**TASK REQUIREMENTS:**
1. In the blog post on Dazed and Confused, rewrite everything from "I’ve never been" down to "day of school.", replacing "teenagers" with "adolescents".
2. According to the blog post on Dazed and Confused, which Richard Linklater film did the writer see as a kid?
3. List every film title mentioned in the blog post on Dazed and Confused.

August 08, 2015

Dazed and Confused

I’ve never been able to stomach American Graffiti. I wasn’t into the music of the late 50s/early 60s, and something about the period—at least as it exists in American pop mythology—feels utterly false. For me, Richard Linklater’s Dazed and Confused fills any void that not liking American Graffiti might have left in my heart. I seem always to be discovering directors’ works in a kind of retroactive progression. I saw School of Rock as a kid (which is a terrific movie), and only today did I finally sit down and watch Dazed and Confused, came out ten years earlier than School. In Dazed and Confused, Linklater creates a rich world inhabited almost exclusively with teenagers, all of them celebrating the last day of school.

**ENTRIES SHOWN:**
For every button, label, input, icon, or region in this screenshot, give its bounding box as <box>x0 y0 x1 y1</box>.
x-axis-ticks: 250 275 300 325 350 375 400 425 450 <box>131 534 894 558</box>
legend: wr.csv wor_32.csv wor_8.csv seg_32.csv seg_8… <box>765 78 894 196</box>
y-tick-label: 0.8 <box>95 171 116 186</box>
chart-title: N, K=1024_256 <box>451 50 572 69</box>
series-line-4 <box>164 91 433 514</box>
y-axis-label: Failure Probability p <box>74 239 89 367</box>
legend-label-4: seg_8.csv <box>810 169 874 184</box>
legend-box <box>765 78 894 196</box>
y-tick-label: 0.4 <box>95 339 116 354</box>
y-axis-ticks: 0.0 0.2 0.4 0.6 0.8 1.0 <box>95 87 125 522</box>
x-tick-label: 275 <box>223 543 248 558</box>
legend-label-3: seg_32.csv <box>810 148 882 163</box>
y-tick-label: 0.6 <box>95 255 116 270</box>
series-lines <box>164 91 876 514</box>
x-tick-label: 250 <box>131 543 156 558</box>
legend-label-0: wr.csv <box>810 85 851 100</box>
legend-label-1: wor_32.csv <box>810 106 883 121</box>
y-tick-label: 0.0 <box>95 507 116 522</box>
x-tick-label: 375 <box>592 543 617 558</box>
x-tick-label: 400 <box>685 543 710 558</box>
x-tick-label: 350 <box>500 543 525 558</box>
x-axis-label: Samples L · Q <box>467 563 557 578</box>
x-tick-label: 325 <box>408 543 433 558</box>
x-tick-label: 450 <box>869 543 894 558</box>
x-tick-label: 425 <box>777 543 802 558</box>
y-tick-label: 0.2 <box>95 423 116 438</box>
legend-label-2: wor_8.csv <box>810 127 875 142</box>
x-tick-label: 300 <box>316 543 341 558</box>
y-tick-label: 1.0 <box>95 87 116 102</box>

**LIST OF ANSWERS:**
1.
I’ve never been able to stomach American Graffiti. I wasn’t into the music of the late 50s/early 60s, and something about the period—at least as it exists in American pop mythology—feels utterly false. For me, Richard Linklater’s Dazed and Confused fills any void that not liking American Graffiti might have left in my heart. I seem always to be discovering directors’ works in a kind of retroactive progression. I saw School of Rock as a kid (which is a terrific movie), and only today did I finally sit down and watch Dazed and Confused, came out ten years earlier than School. In Dazed and Confused, Linklater creates a rich world inhabited almost exclusively with adolescents, all of them celebrating the last day of school.

2. School of Rock

3.
American Graffiti
Dazed and Confused
School of Rock